▶ _AIM OF THE EXERCISE_
Find every line in the records below that holds the word "this" and copy it.

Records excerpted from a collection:
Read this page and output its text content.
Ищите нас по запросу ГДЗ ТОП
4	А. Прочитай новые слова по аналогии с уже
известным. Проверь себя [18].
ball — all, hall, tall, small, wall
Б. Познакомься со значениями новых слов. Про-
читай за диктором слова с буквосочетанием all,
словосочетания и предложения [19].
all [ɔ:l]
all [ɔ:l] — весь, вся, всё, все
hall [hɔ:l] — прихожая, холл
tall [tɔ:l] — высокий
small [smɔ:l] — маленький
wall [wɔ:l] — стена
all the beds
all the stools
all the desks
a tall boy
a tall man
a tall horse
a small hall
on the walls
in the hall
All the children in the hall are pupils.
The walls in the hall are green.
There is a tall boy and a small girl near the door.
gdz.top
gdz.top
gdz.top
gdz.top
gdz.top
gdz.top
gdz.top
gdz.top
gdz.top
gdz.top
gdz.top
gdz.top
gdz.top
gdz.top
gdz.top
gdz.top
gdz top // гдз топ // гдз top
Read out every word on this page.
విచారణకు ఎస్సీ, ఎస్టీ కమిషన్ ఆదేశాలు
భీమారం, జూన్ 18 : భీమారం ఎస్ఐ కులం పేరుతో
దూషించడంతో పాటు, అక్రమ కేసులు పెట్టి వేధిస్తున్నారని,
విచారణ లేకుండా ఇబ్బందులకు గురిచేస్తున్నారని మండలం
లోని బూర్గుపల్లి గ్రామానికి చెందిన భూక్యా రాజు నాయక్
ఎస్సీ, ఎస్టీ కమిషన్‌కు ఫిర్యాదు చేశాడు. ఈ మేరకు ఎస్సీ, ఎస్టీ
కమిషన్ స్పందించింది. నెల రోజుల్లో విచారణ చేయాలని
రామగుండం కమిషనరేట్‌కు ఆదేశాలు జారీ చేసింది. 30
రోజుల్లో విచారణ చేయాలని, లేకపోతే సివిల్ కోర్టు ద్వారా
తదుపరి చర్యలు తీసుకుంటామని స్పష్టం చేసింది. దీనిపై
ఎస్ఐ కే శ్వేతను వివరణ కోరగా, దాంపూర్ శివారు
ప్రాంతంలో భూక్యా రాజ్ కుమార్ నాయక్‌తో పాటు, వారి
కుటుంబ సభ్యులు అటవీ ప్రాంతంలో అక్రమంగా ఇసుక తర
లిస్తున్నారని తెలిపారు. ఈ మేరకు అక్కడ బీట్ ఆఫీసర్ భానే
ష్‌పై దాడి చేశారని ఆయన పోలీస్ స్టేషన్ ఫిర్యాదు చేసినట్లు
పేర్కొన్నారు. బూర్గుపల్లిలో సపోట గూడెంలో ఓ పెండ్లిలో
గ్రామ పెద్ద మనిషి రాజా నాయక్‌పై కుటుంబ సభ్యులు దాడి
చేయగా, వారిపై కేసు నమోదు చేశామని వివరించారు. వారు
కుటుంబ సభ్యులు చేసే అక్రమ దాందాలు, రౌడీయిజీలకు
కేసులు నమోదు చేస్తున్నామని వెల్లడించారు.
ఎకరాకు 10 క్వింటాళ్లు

▶ _TASK RESULT_
Read this page and output its text content.
Read out every word on this page.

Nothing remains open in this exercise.